# Required work
Write out every line below that includes the word "capítulos".

# Stored entries
------------------------------------
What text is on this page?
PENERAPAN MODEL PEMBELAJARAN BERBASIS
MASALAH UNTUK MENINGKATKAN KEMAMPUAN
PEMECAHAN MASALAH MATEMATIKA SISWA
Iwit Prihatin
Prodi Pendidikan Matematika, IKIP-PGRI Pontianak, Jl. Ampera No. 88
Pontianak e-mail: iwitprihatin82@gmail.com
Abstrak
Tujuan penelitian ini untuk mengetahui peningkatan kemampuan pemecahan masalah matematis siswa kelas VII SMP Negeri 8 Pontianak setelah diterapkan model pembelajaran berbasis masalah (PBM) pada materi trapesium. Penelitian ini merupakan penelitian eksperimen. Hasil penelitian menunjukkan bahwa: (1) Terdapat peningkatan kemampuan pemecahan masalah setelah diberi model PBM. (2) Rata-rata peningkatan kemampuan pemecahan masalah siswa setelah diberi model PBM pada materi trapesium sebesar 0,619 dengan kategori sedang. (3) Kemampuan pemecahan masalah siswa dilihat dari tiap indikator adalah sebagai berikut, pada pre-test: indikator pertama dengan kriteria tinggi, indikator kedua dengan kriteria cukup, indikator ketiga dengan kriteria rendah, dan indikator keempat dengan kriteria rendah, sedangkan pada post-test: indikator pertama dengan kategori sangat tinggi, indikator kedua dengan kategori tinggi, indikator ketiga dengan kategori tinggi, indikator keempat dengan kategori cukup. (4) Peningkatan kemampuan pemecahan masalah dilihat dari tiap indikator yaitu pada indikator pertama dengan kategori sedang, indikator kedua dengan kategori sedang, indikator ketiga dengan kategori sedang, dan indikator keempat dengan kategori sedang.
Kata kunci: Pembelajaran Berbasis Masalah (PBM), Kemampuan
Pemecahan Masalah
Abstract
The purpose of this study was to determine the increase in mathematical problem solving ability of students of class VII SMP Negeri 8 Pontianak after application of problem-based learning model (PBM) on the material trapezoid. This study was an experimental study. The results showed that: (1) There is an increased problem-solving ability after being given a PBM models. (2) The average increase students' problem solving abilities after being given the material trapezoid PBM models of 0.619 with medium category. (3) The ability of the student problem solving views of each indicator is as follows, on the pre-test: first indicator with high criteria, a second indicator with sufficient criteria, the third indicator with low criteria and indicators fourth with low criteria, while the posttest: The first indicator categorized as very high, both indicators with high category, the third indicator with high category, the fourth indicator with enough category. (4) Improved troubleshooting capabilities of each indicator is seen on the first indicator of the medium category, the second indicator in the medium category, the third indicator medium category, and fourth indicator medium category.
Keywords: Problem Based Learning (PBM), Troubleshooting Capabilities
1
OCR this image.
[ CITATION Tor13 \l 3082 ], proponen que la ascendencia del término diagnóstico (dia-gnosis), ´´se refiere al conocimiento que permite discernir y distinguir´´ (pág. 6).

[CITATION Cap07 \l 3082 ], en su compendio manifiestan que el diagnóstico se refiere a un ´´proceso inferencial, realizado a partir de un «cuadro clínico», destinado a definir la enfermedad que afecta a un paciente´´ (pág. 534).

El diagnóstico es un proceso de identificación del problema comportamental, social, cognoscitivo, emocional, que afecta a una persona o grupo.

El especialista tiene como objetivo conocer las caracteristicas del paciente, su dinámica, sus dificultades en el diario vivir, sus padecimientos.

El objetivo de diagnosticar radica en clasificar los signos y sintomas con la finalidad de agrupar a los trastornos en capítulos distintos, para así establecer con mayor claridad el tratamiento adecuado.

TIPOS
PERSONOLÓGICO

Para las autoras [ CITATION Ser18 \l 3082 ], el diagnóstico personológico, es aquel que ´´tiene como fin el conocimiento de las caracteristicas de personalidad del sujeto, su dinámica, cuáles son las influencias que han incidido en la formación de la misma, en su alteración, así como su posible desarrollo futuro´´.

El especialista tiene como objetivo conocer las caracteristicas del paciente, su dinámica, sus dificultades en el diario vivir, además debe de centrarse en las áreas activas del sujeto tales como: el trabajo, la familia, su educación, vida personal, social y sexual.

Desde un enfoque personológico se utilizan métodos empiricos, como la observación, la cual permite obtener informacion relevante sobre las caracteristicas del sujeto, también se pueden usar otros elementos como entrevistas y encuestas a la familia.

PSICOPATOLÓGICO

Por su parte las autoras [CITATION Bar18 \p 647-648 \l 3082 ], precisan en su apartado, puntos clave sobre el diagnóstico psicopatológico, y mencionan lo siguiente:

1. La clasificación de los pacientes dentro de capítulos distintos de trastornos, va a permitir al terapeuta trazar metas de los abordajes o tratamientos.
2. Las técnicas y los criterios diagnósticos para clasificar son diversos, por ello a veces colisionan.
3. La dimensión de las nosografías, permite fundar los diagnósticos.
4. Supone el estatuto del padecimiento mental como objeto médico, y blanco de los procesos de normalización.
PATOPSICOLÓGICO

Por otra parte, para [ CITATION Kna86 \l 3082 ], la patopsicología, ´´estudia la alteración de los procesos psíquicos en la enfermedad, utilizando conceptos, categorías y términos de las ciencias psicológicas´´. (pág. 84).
------------------------------------
# Answer to the exercise
El objetivo de diagnosticar radica en clasificar los signos y sintomas con la finalidad de agrupar a los trastornos en capítulos distintos, para así establecer con mayor claridad el tratamiento adecuado.
1. La clasificación de los pacientes dentro de capítulos distintos de trastornos, va a permitir al terapeuta trazar metas de los abordajes o tratamientos.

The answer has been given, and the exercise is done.